◆ Provided data

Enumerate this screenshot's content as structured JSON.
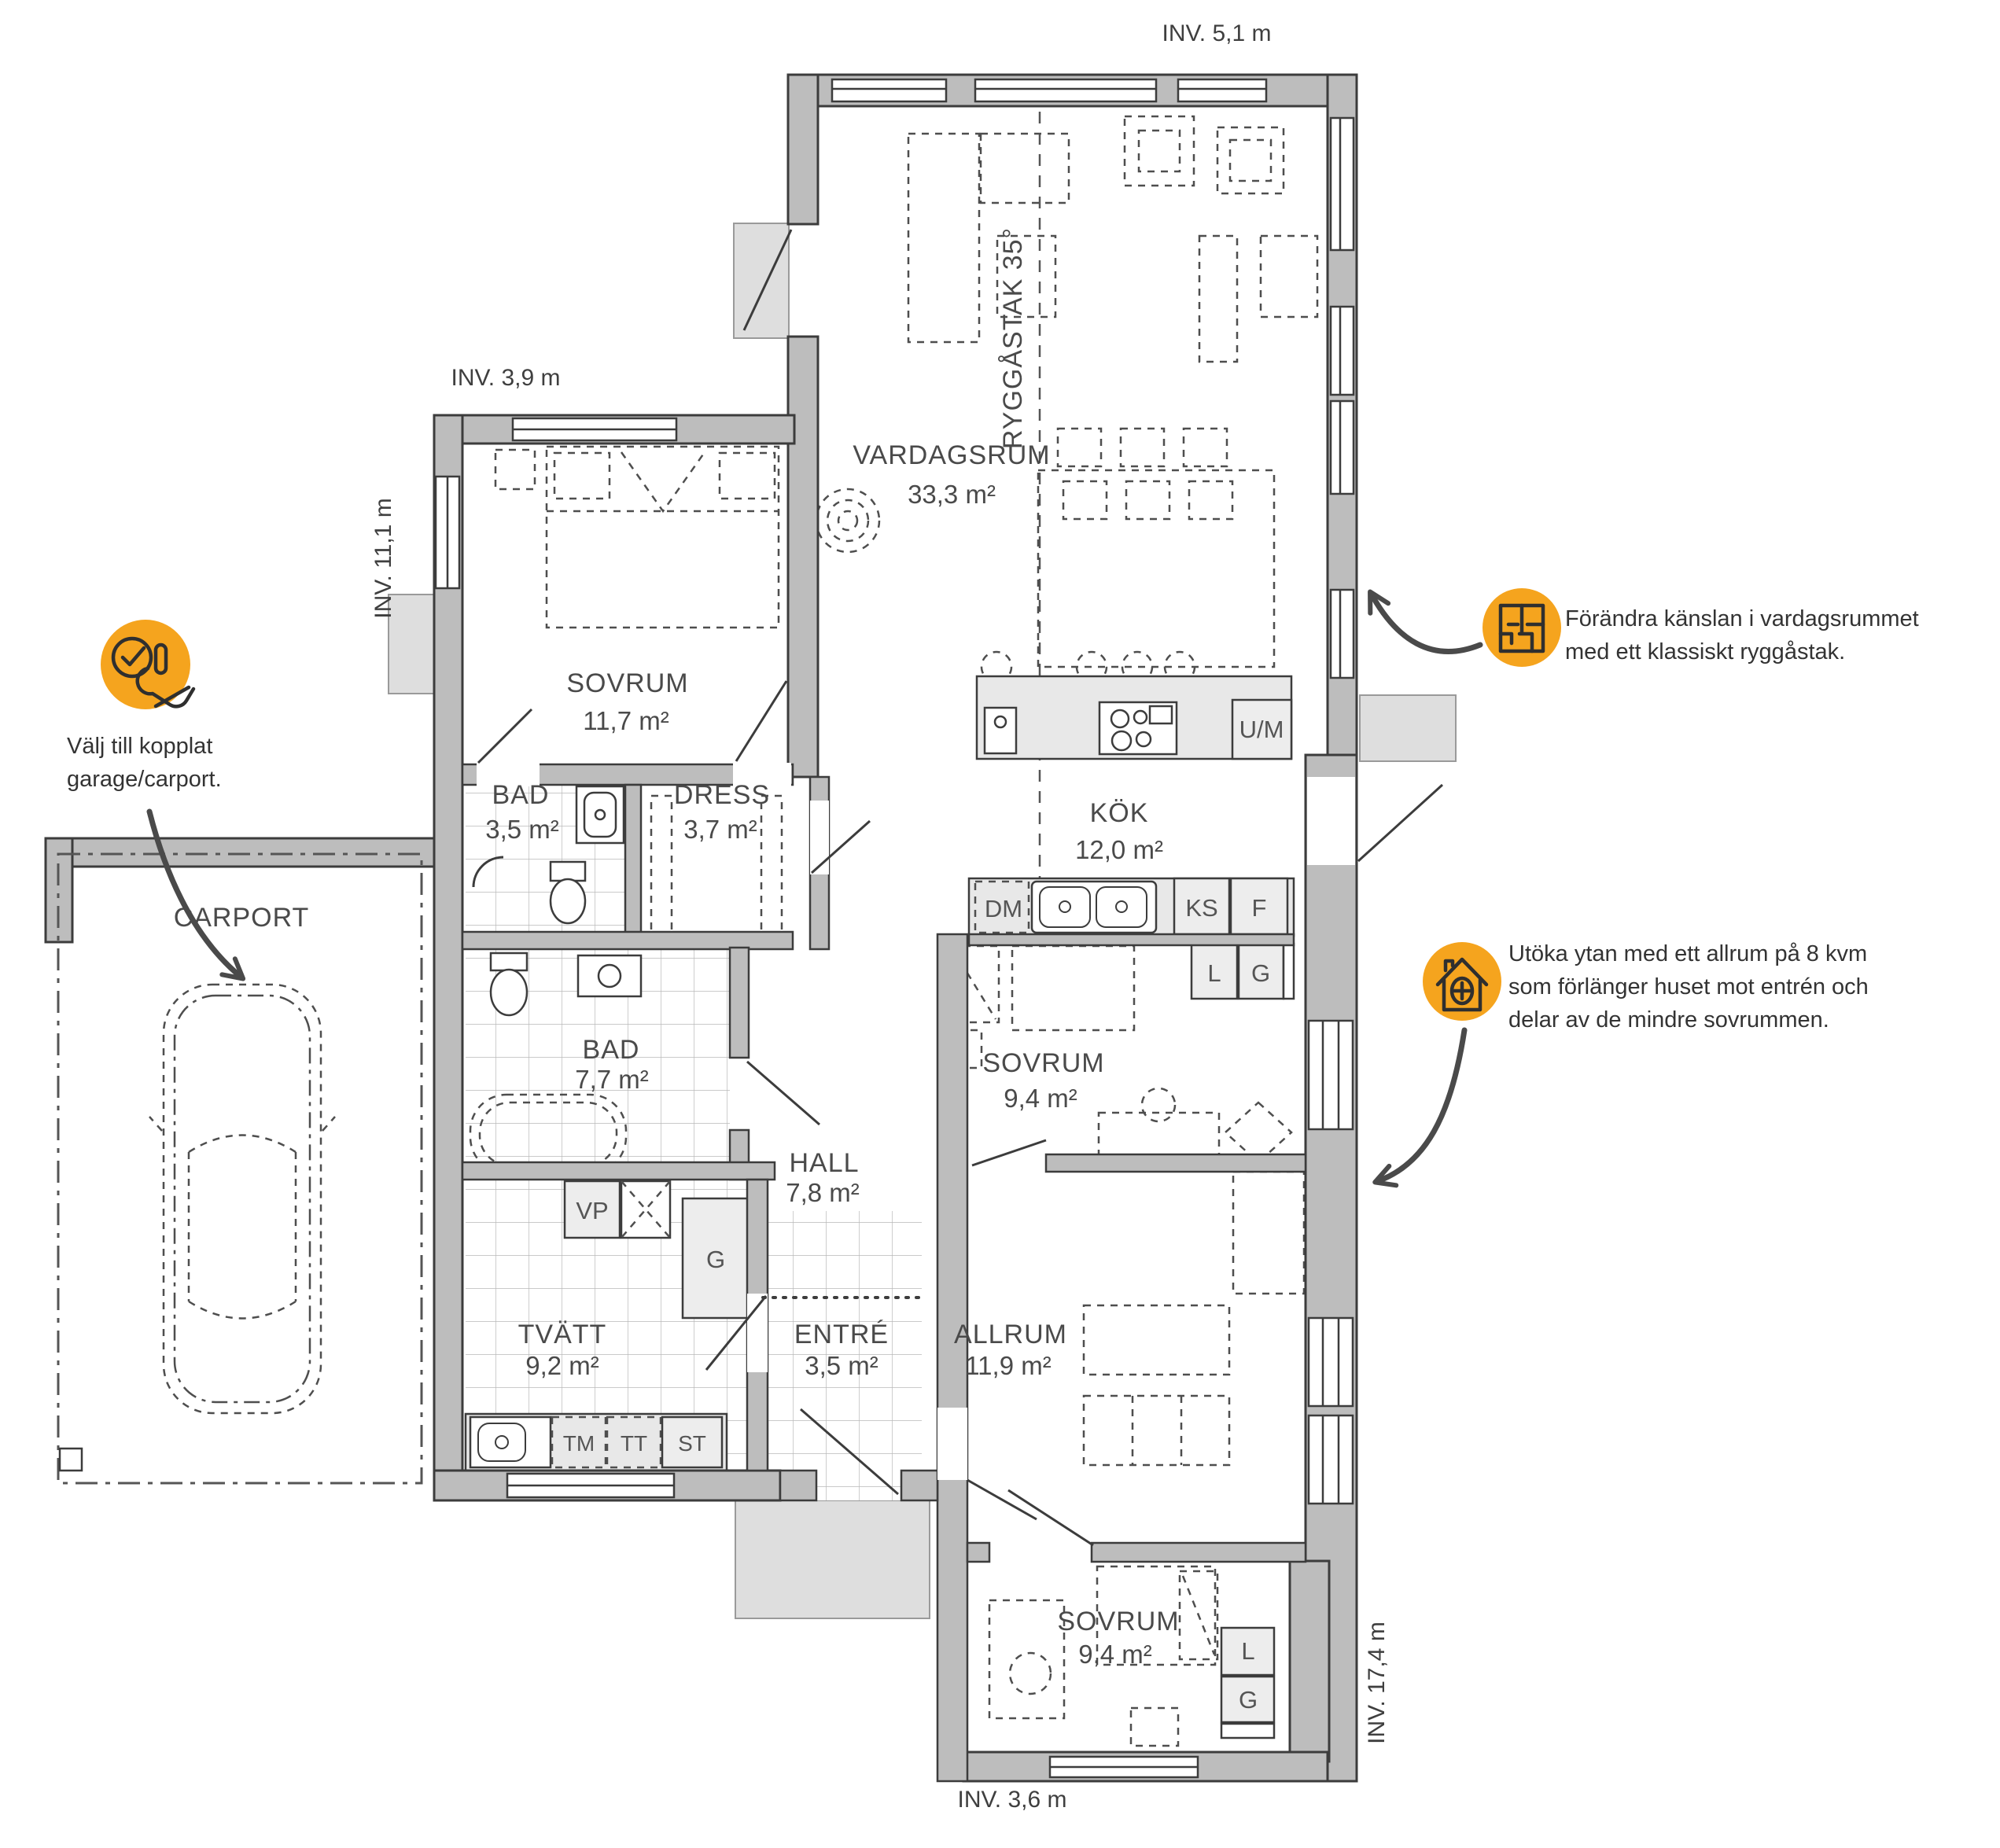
{
  "dimensions": {
    "top": "INV. 5,1 m",
    "wing_top": "INV. 3,9 m",
    "wing_left": "INV. 11,1 m",
    "right": "INV. 17,4 m",
    "bottom": "INV. 3,6 m"
  },
  "ridge_label": "RYGGÅSTAK 35°",
  "rooms": {
    "vardagsrum": {
      "name": "VARDAGSRUM",
      "area": "33,3 m²"
    },
    "sovrum1": {
      "name": "SOVRUM",
      "area": "11,7 m²"
    },
    "bad1": {
      "name": "BAD",
      "area": "3,5 m²"
    },
    "dress": {
      "name": "DRESS",
      "area": "3,7 m²"
    },
    "kok": {
      "name": "KÖK",
      "area": "12,0 m²"
    },
    "sovrum2": {
      "name": "SOVRUM",
      "area": "9,4 m²"
    },
    "bad2": {
      "name": "BAD",
      "area": "7,7 m²"
    },
    "hall": {
      "name": "HALL",
      "area": "7,8 m²"
    },
    "tvatt": {
      "name": "TVÄTT",
      "area": "9,2 m²"
    },
    "entre": {
      "name": "ENTRÉ",
      "area": "3,5 m²"
    },
    "allrum": {
      "name": "ALLRUM",
      "area": "11,9 m²"
    },
    "sovrum3": {
      "name": "SOVRUM",
      "area": "9,4 m²"
    },
    "carport": {
      "name": "CARPORT"
    }
  },
  "fixtures": {
    "um": "U/M",
    "dm": "DM",
    "ks": "KS",
    "f": "F",
    "l": "L",
    "g": "G",
    "vp": "VP",
    "tm": "TM",
    "tt": "TT",
    "st": "ST"
  },
  "annotations": {
    "carport_note": {
      "icon": "hand-check-icon",
      "lines": [
        "Välj till kopplat",
        "garage/carport."
      ]
    },
    "ridge_note": {
      "icon": "floorplan-icon",
      "lines": [
        "Förändra känslan i vardagsrummet",
        "med ett klassiskt ryggåstak."
      ]
    },
    "allrum_note": {
      "icon": "house-plus-icon",
      "lines": [
        "Utöka ytan med ett allrum på 8 kvm",
        "som förlänger huset mot entrén och",
        "delar av de mindre sovrummen."
      ]
    }
  },
  "colors": {
    "accent_orange": "#F5A41E",
    "wall_gray": "#BDBDBD",
    "outline": "#3C3C3C",
    "text": "#4A4A4A"
  }
}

◆ Written task
Nothing but the pictures may be dropped; output the records above exactly.

◆ Solution to this problem
Enumerate this screenshot's content as structured JSON.
{
  "dimensions": {
    "top": "INV. 5,1 m",
    "wing_top": "INV. 3,9 m",
    "wing_left": "INV. 11,1 m",
    "right": "INV. 17,4 m",
    "bottom": "INV. 3,6 m"
  },
  "ridge_label": "RYGGÅSTAK 35°",
  "rooms": {
    "vardagsrum": {
      "name": "VARDAGSRUM",
      "area": "33,3 m²"
    },
    "sovrum1": {
      "name": "SOVRUM",
      "area": "11,7 m²"
    },
    "bad1": {
      "name": "BAD",
      "area": "3,5 m²"
    },
    "dress": {
      "name": "DRESS",
      "area": "3,7 m²"
    },
    "kok": {
      "name": "KÖK",
      "area": "12,0 m²"
    },
    "sovrum2": {
      "name": "SOVRUM",
      "area": "9,4 m²"
    },
    "bad2": {
      "name": "BAD",
      "area": "7,7 m²"
    },
    "hall": {
      "name": "HALL",
      "area": "7,8 m²"
    },
    "tvatt": {
      "name": "TVÄTT",
      "area": "9,2 m²"
    },
    "entre": {
      "name": "ENTRÉ",
      "area": "3,5 m²"
    },
    "allrum": {
      "name": "ALLRUM",
      "area": "11,9 m²"
    },
    "sovrum3": {
      "name": "SOVRUM",
      "area": "9,4 m²"
    },
    "carport": {
      "name": "CARPORT"
    }
  },
  "fixtures": {
    "um": "U/M",
    "dm": "DM",
    "ks": "KS",
    "f": "F",
    "l": "L",
    "g": "G",
    "vp": "VP",
    "tm": "TM",
    "tt": "TT",
    "st": "ST"
  },
  "annotations": {
    "carport_note": {
      "icon": "hand-check-icon",
      "lines": [
        "Välj till kopplat",
        "garage/carport."
      ]
    },
    "ridge_note": {
      "icon": "floorplan-icon",
      "lines": [
        "Förändra känslan i vardagsrummet",
        "med ett klassiskt ryggåstak."
      ]
    },
    "allrum_note": {
      "icon": "house-plus-icon",
      "lines": [
        "Utöka ytan med ett allrum på 8 kvm",
        "som förlänger huset mot entrén och",
        "delar av de mindre sovrummen."
      ]
    }
  },
  "colors": {
    "accent_orange": "#F5A41E",
    "wall_gray": "#BDBDBD",
    "outline": "#3C3C3C",
    "text": "#4A4A4A"
  }
}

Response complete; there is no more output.